Collected data entries:

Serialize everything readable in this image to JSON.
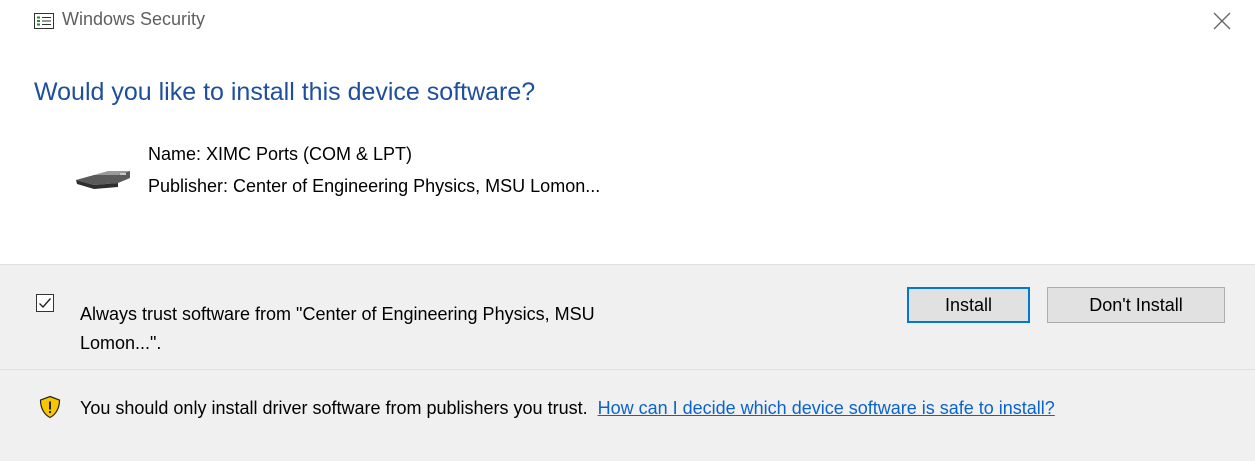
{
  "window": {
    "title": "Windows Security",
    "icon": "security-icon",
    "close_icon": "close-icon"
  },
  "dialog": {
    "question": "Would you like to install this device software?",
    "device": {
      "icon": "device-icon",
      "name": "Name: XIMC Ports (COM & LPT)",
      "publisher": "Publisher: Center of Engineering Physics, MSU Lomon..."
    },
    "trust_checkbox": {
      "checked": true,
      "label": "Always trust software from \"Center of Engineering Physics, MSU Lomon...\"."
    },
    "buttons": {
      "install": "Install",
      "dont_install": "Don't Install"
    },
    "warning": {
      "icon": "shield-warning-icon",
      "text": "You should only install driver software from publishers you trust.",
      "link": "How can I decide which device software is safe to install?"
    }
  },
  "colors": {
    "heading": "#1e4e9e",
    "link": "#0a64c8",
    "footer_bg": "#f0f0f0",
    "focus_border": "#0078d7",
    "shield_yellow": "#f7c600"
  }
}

==

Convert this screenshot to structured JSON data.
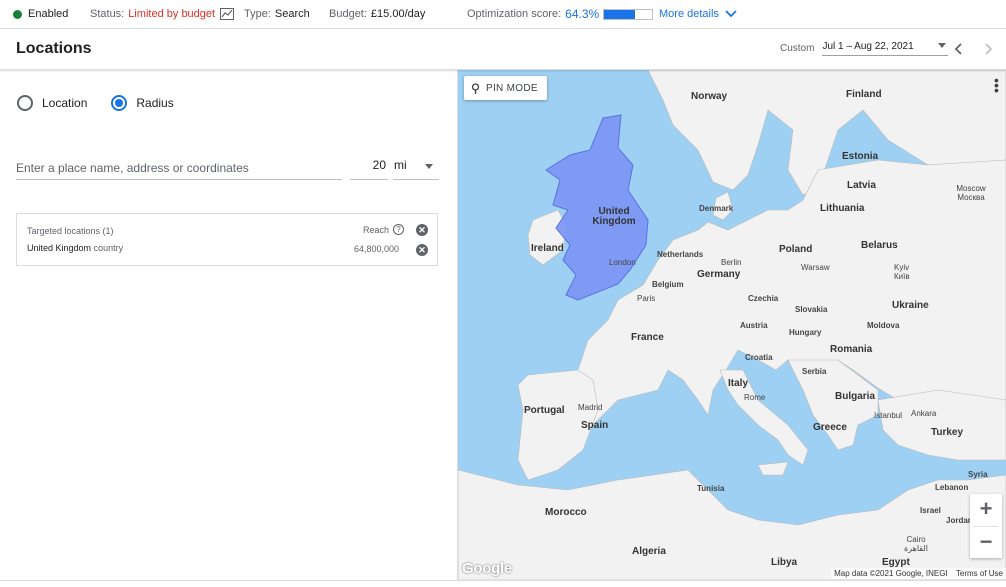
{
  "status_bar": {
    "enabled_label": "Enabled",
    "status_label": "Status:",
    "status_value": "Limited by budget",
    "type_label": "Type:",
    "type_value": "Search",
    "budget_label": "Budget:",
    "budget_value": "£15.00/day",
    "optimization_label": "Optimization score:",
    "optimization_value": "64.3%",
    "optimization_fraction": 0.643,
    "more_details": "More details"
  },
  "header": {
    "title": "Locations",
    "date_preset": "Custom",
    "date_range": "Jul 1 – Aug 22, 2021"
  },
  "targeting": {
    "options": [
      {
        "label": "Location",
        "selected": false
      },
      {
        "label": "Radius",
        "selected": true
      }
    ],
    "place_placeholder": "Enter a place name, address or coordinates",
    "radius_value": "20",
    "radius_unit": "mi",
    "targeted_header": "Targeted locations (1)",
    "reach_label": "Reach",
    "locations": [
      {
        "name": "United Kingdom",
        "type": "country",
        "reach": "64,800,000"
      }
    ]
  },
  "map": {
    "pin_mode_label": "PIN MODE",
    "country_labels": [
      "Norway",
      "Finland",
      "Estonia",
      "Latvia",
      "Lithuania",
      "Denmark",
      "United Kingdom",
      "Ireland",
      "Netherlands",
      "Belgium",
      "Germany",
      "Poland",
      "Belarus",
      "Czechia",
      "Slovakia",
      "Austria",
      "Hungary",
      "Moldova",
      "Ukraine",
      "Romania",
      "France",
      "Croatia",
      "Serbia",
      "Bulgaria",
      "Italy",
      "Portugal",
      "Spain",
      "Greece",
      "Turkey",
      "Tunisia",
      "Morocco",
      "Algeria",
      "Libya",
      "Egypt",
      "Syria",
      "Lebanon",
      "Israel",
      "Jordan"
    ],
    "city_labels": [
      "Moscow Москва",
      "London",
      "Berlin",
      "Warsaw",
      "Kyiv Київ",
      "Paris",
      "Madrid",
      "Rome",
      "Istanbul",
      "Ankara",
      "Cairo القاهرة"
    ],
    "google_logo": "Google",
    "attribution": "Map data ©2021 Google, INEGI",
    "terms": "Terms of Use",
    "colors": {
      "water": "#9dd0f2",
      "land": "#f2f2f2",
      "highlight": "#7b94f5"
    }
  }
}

Task to complete: Copy each line from the records above that includes the string "JSON".

Completed task:
Serialize everything readable in this image to JSON.
Convert this screenshot to structured JSON data.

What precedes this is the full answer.